Tally the lines in the data that follows that include the word "identifier", and report nothing but the total.
━━━━━━━━━━
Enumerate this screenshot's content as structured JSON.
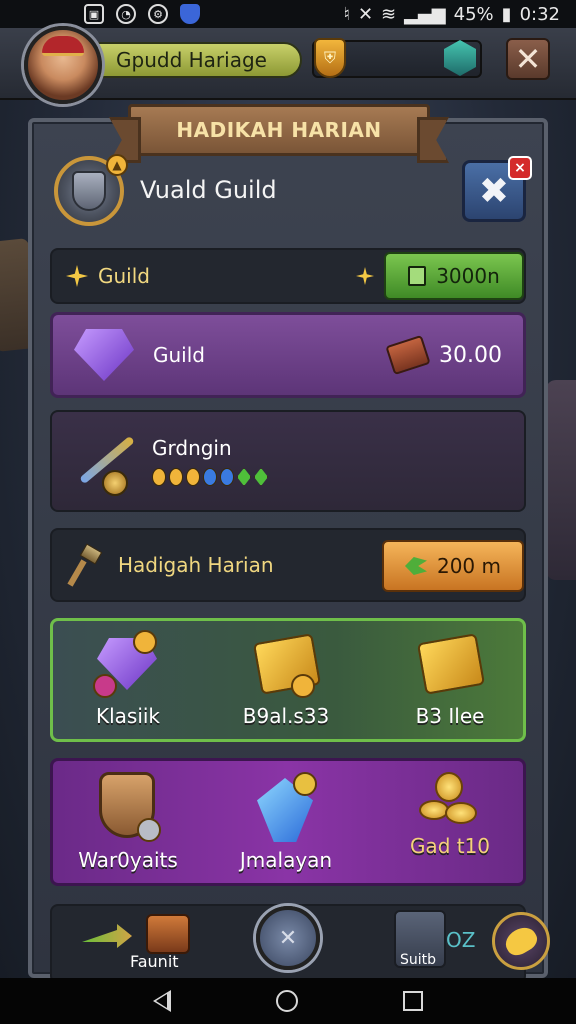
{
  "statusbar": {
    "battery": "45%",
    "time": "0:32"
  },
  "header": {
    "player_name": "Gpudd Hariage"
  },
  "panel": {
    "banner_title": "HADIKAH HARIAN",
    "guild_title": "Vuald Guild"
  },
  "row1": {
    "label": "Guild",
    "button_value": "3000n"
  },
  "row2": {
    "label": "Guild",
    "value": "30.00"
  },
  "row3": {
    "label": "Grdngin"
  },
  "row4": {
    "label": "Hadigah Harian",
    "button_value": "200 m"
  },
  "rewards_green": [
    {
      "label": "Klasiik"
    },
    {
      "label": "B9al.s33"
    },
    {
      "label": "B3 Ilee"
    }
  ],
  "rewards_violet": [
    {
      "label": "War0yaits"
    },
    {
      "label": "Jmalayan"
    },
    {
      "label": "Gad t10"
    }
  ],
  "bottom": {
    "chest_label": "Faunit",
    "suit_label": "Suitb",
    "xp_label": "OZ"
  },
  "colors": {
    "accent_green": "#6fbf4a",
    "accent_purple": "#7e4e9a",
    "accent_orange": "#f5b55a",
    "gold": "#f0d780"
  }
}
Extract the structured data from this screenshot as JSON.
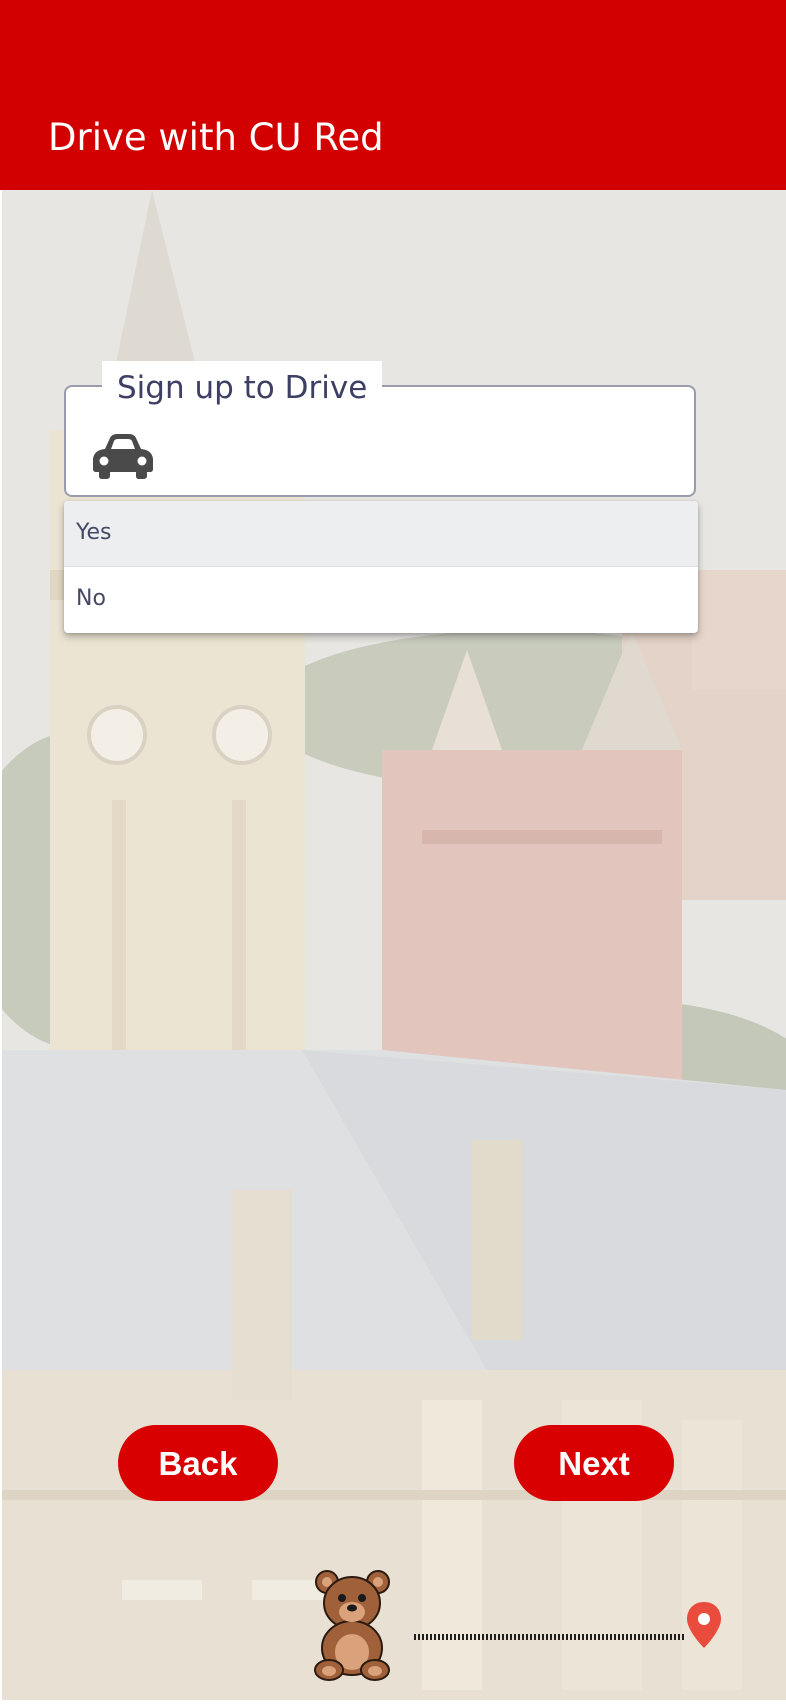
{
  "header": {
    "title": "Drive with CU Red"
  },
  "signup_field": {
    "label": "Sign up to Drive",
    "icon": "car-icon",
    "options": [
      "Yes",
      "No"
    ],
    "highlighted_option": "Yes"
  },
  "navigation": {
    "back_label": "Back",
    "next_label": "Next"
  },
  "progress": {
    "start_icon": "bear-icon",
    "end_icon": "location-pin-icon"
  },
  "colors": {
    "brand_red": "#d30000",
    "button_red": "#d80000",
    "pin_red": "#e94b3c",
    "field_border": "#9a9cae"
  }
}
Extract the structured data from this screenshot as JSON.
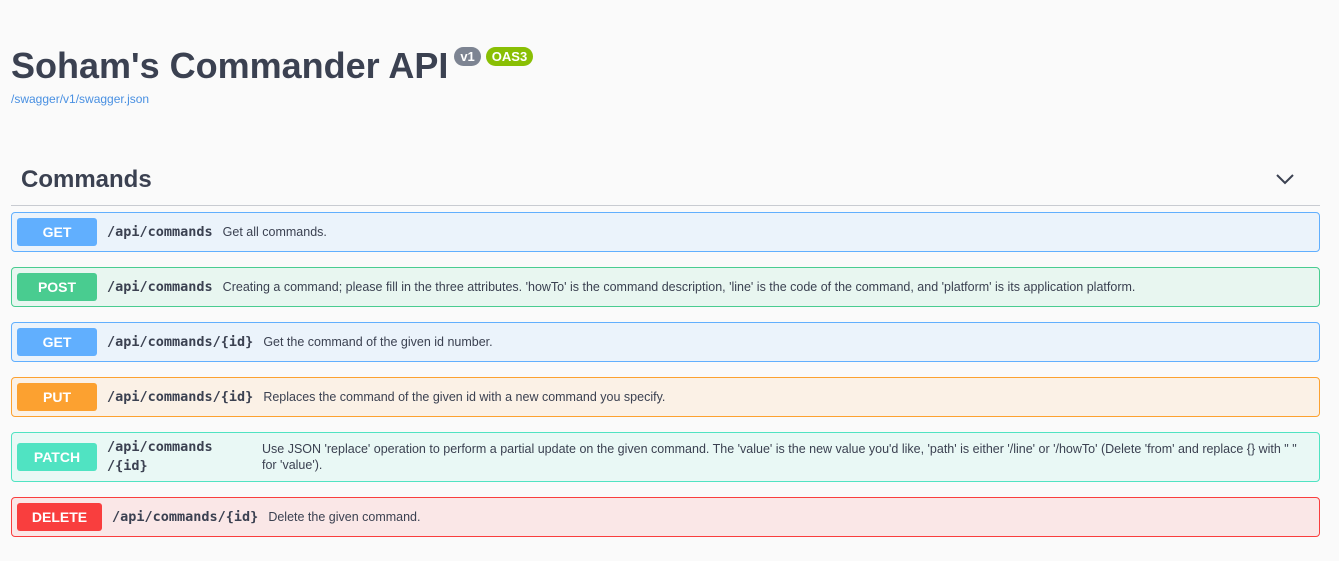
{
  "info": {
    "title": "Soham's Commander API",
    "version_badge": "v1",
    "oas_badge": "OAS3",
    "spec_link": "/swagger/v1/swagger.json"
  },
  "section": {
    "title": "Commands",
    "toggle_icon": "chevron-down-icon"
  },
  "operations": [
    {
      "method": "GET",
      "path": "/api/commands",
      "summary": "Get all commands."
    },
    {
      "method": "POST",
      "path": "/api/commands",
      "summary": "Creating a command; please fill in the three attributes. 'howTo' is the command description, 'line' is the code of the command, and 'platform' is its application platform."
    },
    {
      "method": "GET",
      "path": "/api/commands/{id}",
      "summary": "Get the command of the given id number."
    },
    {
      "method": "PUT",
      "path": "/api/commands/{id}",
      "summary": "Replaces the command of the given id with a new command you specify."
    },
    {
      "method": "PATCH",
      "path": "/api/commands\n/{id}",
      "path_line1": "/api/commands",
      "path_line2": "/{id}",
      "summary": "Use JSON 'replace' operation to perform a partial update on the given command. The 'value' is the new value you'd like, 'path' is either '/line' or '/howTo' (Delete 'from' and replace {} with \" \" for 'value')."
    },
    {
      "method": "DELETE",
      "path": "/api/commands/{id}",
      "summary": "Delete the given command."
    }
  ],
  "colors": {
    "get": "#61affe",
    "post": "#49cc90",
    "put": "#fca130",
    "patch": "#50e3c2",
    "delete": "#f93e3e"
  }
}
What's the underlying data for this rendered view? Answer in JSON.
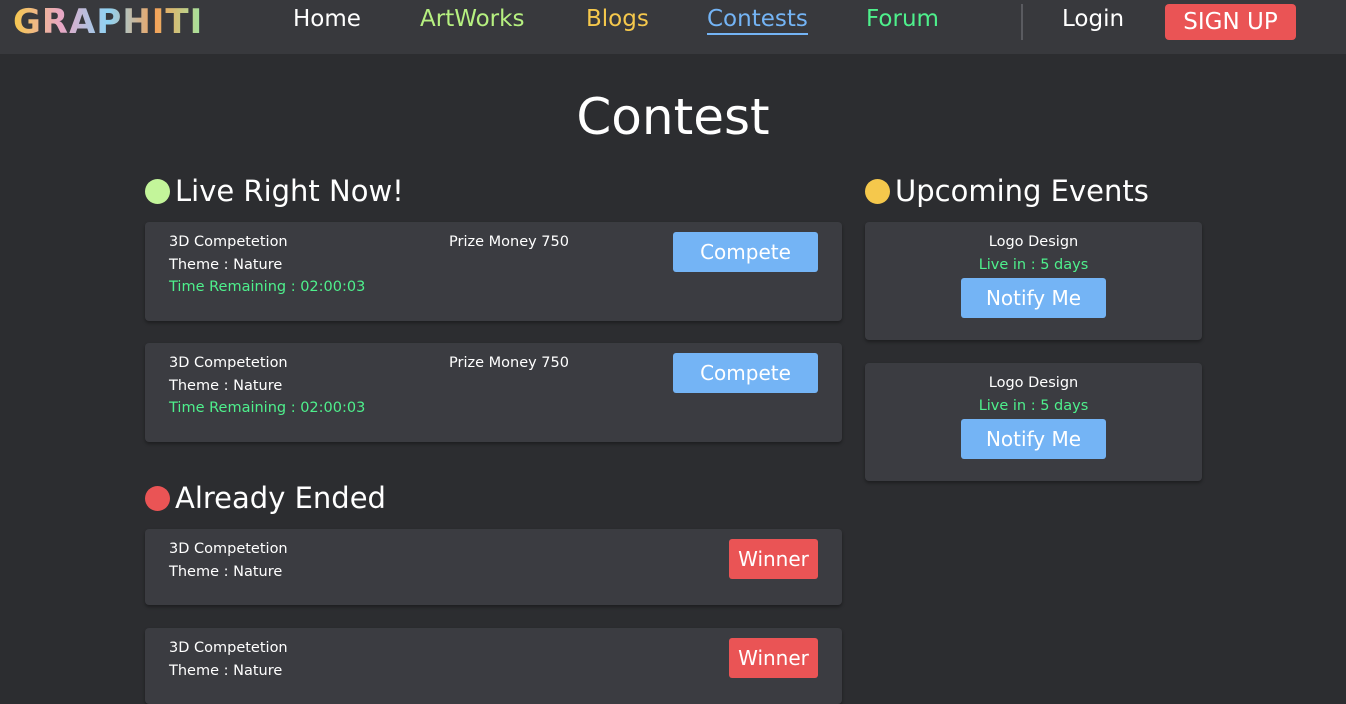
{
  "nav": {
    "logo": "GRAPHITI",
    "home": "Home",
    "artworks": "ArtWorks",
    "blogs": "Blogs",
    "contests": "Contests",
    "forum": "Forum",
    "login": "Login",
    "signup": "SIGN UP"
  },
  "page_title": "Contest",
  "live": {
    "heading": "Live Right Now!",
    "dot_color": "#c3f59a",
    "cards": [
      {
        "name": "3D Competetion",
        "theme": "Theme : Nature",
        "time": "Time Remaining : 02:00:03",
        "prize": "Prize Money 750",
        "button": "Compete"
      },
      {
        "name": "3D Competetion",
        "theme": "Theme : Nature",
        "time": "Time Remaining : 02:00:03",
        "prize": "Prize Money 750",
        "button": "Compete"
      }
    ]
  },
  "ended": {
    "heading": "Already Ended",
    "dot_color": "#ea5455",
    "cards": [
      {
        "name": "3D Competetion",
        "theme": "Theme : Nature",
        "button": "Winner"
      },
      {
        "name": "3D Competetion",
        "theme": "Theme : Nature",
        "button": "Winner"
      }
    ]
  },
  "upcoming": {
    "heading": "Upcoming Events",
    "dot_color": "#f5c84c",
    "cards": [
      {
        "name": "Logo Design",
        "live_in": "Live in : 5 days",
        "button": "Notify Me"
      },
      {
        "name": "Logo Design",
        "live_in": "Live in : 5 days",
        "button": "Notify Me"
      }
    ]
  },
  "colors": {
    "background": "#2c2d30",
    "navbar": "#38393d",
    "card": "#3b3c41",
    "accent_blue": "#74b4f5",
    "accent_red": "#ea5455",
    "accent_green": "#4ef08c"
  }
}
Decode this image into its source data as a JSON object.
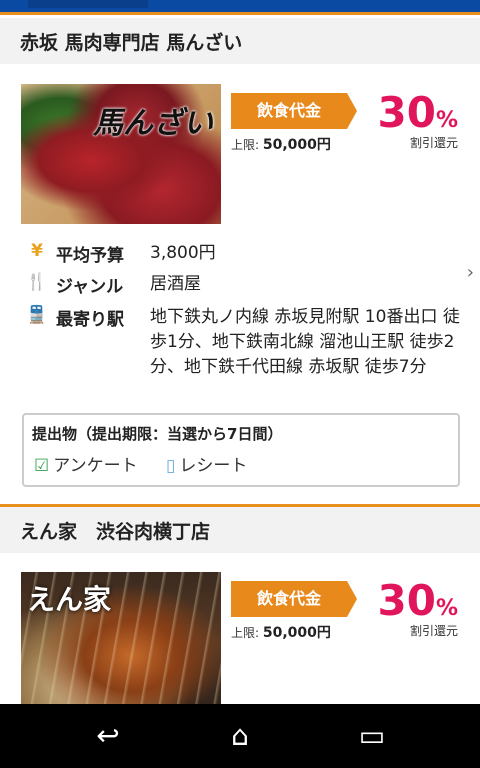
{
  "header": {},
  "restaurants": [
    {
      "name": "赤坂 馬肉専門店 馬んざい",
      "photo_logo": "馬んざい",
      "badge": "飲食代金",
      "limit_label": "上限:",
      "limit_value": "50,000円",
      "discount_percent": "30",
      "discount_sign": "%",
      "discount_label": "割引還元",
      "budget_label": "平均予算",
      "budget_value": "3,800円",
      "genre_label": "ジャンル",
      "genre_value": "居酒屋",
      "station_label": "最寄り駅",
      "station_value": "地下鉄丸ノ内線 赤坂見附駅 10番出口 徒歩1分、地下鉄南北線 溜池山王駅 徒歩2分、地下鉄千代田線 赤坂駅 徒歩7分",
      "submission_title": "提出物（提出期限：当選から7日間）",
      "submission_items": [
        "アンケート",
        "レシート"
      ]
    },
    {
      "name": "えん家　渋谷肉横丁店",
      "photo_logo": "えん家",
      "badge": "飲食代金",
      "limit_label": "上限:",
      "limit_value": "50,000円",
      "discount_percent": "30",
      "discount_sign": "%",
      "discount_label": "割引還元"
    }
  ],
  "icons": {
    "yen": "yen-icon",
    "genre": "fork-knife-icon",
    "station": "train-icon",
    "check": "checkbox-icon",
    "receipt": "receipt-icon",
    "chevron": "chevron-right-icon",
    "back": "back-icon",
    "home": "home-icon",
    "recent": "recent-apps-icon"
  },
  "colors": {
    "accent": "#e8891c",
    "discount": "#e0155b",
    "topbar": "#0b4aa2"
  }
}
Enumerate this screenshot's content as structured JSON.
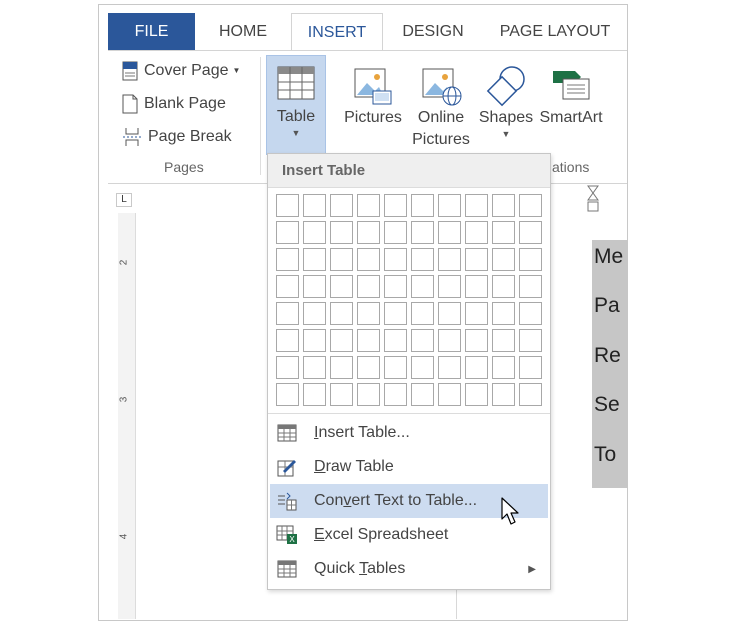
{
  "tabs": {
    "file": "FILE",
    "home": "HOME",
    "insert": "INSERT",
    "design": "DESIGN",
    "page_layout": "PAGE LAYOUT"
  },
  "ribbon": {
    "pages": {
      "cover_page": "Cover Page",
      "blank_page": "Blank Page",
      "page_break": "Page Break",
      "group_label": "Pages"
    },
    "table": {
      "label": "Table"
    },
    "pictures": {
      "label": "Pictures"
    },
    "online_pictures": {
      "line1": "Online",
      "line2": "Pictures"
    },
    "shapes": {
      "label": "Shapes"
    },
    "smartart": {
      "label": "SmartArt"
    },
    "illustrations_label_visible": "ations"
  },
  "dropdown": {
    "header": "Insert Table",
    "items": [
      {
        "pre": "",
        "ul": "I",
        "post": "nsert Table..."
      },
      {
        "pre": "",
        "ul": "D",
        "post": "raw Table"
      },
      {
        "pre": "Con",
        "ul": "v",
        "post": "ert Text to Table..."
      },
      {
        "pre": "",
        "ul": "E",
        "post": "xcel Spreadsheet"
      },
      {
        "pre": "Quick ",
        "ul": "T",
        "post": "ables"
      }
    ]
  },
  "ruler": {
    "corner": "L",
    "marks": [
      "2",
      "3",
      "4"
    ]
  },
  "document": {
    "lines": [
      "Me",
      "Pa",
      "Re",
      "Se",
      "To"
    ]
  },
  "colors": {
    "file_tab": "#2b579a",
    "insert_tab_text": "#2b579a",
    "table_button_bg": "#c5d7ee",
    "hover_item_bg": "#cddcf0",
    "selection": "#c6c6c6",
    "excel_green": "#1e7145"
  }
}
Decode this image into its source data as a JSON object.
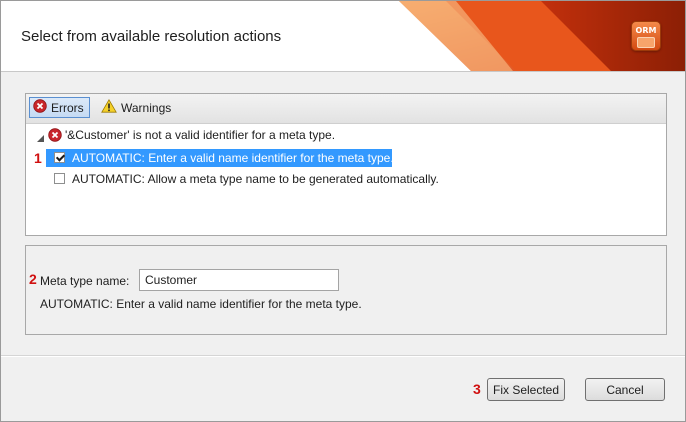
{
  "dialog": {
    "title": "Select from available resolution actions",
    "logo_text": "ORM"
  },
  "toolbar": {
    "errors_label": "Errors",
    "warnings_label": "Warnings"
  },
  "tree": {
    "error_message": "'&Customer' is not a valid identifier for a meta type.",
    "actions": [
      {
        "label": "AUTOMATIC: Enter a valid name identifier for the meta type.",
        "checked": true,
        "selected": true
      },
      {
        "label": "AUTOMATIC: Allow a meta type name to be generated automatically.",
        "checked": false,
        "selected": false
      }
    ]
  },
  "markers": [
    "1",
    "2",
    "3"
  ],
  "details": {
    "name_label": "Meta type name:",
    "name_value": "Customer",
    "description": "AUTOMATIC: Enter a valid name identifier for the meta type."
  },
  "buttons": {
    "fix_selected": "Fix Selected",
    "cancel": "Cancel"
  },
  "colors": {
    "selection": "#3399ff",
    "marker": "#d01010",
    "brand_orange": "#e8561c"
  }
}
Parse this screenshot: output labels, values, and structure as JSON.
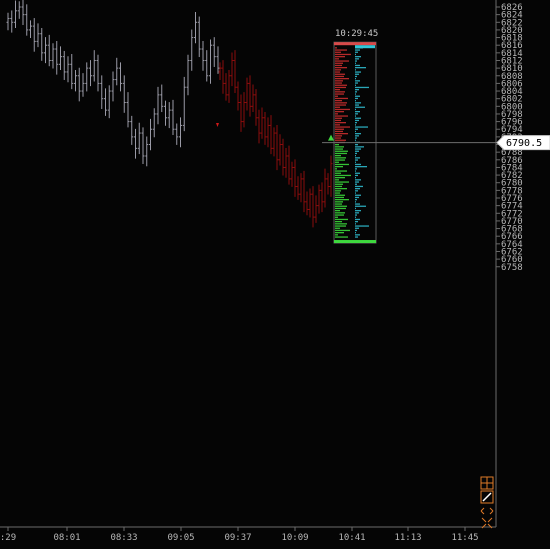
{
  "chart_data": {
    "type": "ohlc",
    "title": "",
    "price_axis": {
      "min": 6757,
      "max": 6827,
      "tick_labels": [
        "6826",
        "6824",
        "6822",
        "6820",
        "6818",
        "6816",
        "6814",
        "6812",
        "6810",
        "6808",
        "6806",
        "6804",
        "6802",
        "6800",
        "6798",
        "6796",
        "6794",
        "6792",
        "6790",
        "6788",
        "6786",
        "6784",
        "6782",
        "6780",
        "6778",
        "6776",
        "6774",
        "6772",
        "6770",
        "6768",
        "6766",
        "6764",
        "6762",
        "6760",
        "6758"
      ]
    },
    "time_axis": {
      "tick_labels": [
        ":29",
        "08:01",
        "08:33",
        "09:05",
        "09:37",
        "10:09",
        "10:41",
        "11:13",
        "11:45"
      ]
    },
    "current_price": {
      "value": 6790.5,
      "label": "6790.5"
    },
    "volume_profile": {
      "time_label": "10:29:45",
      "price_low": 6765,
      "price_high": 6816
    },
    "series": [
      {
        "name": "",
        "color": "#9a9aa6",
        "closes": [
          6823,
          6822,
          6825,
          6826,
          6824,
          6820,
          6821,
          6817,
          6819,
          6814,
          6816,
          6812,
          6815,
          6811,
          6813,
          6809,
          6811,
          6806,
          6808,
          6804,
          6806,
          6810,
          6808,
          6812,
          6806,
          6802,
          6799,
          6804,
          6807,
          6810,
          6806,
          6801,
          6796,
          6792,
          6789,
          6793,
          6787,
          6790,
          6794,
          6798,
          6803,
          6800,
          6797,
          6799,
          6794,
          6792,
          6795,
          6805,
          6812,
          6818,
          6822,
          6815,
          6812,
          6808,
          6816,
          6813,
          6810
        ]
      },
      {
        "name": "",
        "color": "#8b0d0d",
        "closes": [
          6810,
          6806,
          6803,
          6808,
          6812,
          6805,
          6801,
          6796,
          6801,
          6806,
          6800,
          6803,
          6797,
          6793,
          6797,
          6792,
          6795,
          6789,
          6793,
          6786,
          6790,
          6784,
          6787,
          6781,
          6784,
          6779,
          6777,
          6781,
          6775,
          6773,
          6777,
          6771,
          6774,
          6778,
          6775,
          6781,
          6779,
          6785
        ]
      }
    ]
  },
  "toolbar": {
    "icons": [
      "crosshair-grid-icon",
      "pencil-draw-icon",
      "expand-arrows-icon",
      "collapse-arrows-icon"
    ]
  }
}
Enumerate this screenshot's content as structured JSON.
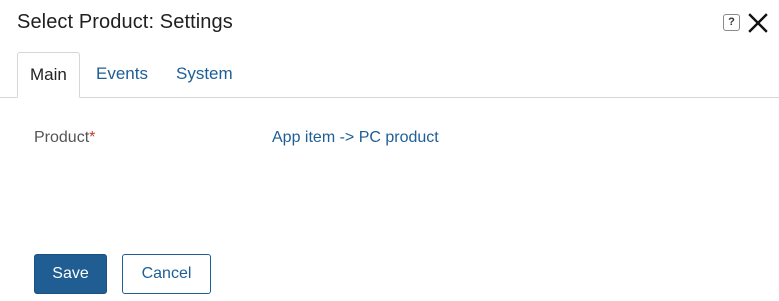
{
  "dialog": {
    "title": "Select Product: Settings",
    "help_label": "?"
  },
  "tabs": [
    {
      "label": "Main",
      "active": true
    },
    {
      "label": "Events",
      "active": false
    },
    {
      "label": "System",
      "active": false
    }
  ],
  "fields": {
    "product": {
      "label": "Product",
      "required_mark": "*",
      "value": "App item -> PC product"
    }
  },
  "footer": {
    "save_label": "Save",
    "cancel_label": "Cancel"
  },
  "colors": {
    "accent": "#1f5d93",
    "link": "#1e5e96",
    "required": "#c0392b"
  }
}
━━━━━━━━━━
Expected answer:
3